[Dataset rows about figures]

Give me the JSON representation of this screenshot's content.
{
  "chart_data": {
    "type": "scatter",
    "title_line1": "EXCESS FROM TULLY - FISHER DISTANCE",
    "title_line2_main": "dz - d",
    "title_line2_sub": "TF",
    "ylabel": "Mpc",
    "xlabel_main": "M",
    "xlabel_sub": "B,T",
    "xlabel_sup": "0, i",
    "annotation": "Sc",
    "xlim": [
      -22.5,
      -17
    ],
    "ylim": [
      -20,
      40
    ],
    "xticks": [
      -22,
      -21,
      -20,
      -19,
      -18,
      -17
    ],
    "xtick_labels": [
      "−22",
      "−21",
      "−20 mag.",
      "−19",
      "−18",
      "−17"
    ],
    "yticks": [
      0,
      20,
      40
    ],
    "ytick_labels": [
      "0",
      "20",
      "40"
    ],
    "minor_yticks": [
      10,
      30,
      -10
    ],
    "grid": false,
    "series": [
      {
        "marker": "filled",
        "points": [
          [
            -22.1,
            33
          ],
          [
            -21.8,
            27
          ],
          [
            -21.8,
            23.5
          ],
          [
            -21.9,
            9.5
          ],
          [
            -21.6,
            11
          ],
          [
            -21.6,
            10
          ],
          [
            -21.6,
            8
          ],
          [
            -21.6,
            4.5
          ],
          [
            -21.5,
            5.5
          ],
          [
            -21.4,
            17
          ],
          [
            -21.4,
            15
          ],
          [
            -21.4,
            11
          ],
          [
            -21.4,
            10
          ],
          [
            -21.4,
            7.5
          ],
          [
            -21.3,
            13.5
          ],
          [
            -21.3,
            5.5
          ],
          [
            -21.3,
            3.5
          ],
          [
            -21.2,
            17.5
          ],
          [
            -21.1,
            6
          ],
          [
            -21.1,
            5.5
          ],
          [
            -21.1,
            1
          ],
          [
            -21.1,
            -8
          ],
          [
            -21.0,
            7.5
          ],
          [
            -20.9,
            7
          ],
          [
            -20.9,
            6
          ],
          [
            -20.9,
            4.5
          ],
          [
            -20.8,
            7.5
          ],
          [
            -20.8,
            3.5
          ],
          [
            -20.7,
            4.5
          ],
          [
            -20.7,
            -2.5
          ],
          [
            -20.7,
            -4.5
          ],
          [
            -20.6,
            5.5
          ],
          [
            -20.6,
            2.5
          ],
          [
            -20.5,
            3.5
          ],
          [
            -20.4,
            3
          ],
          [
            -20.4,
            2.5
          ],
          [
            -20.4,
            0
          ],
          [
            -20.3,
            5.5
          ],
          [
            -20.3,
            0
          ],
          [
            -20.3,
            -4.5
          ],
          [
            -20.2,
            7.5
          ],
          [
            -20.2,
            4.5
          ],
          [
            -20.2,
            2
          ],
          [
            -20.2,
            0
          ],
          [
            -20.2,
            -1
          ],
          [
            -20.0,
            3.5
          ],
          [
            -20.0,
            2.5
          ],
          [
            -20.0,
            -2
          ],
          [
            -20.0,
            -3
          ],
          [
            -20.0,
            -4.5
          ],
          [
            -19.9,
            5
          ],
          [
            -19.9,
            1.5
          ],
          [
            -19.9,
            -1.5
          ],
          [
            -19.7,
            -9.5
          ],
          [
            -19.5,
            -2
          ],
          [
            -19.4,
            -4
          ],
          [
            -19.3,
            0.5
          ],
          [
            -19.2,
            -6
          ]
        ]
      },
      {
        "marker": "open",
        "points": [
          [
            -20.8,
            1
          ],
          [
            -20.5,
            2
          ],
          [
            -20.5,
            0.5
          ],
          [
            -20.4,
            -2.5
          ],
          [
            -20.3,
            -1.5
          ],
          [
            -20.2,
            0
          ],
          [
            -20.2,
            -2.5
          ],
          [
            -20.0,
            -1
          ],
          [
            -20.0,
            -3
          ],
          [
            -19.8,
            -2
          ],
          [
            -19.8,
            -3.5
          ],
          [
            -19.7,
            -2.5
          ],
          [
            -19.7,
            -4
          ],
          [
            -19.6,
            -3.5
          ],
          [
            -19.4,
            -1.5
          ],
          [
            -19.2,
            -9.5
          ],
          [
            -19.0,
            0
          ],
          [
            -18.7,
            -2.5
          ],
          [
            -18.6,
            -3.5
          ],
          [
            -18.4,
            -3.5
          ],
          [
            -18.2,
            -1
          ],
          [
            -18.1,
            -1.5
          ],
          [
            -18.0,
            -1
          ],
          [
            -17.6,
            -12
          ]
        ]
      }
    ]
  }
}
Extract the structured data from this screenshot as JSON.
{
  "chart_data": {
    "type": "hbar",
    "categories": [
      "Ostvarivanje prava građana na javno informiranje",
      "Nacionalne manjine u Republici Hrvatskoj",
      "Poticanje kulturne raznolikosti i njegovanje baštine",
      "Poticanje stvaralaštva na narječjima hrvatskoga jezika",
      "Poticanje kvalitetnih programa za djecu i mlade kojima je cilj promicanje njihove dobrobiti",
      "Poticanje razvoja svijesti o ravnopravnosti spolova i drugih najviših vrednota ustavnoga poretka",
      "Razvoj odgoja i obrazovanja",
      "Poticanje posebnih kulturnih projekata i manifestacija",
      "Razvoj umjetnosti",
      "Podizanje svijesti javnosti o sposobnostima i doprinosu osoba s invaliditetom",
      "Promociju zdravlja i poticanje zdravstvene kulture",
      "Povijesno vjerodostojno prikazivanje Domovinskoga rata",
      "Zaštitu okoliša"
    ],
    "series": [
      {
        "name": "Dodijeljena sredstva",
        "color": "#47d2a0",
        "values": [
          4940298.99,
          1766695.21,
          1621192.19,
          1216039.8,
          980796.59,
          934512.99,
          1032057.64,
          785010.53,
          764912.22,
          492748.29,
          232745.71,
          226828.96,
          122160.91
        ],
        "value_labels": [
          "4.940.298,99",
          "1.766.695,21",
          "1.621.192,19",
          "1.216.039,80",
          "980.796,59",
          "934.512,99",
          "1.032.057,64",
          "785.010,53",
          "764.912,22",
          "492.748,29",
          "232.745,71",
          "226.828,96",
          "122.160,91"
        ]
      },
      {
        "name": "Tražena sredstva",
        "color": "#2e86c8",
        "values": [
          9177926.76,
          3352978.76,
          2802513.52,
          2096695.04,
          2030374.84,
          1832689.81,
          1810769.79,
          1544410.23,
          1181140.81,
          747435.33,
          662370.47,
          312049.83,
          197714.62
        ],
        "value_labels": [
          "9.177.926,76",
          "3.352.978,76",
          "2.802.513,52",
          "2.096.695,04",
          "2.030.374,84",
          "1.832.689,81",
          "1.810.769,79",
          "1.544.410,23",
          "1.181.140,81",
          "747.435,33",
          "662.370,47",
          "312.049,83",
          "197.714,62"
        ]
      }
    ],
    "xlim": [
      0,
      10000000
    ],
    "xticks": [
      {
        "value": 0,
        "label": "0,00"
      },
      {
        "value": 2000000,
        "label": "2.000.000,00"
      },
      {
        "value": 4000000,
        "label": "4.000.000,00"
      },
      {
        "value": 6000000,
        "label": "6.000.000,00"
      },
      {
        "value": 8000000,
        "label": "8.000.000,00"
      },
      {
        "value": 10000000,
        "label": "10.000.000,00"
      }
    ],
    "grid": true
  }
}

## EXERCISE DESCRIPTION
Extract all lines containing the word "this".

## TASK ANSWER
Give me the JSON representation of this screenshot's content.
Extract the structured data from this screenshot as JSON.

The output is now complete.